What is asked ▸ Reproduce the entries word for word, and omit any picture you find in them.

Task data ▸
★ ★ ★ ★ ★

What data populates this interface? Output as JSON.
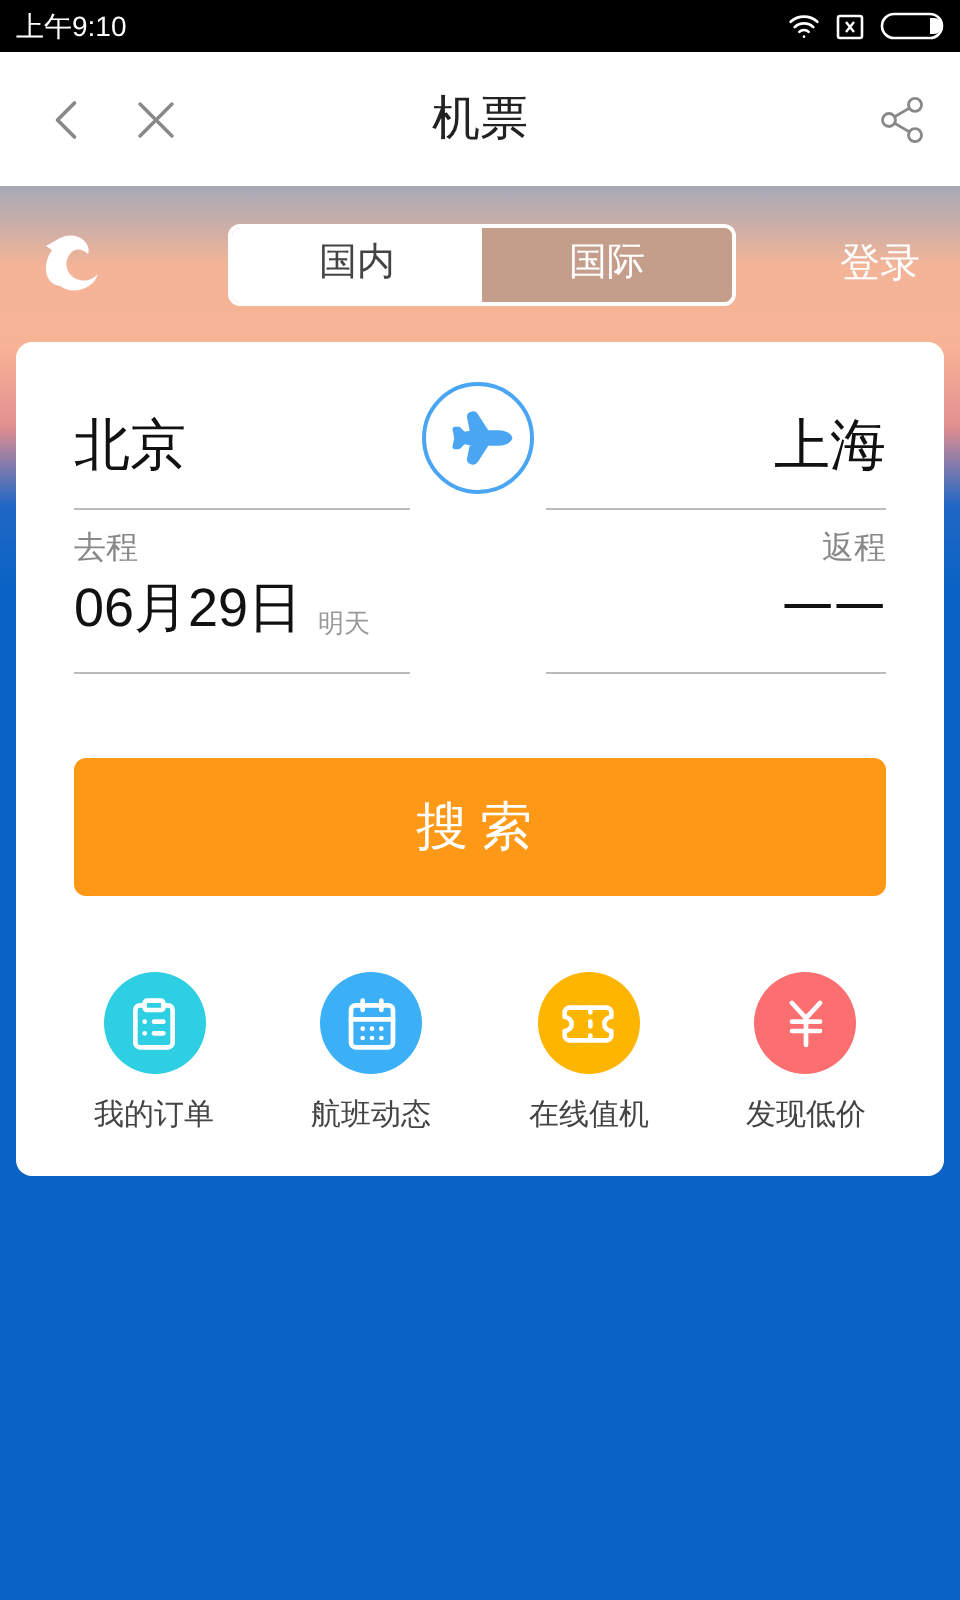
{
  "status_bar": {
    "time": "上午9:10"
  },
  "nav": {
    "title": "机票"
  },
  "tabs": [
    {
      "label": "国内",
      "selected": false
    },
    {
      "label": "国际",
      "selected": true
    }
  ],
  "login": "登录",
  "search_form": {
    "from": "北京",
    "to": "上海",
    "depart_label": "去程",
    "depart_date": "06月29日",
    "depart_note": "明天",
    "return_label": "返程",
    "return_date": "一一",
    "button": "搜索"
  },
  "shortcuts": [
    {
      "kind": "orders",
      "label": "我的订单",
      "color": "#2ecfe3"
    },
    {
      "kind": "flights",
      "label": "航班动态",
      "color": "#3cb0f7"
    },
    {
      "kind": "checkin",
      "label": "在线值机",
      "color": "#fdb500"
    },
    {
      "kind": "price",
      "label": "发现低价",
      "color": "#fc6f70"
    }
  ]
}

★ ★ ★ ★ ★

Final result ▸
What data populates this interface? Output as JSON.
{
  "status_bar": {
    "time": "上午9:10"
  },
  "nav": {
    "title": "机票"
  },
  "tabs": [
    {
      "label": "国内",
      "selected": false
    },
    {
      "label": "国际",
      "selected": true
    }
  ],
  "login": "登录",
  "search_form": {
    "from": "北京",
    "to": "上海",
    "depart_label": "去程",
    "depart_date": "06月29日",
    "depart_note": "明天",
    "return_label": "返程",
    "return_date": "一一",
    "button": "搜索"
  },
  "shortcuts": [
    {
      "kind": "orders",
      "label": "我的订单",
      "color": "#2ecfe3"
    },
    {
      "kind": "flights",
      "label": "航班动态",
      "color": "#3cb0f7"
    },
    {
      "kind": "checkin",
      "label": "在线值机",
      "color": "#fdb500"
    },
    {
      "kind": "price",
      "label": "发现低价",
      "color": "#fc6f70"
    }
  ]
}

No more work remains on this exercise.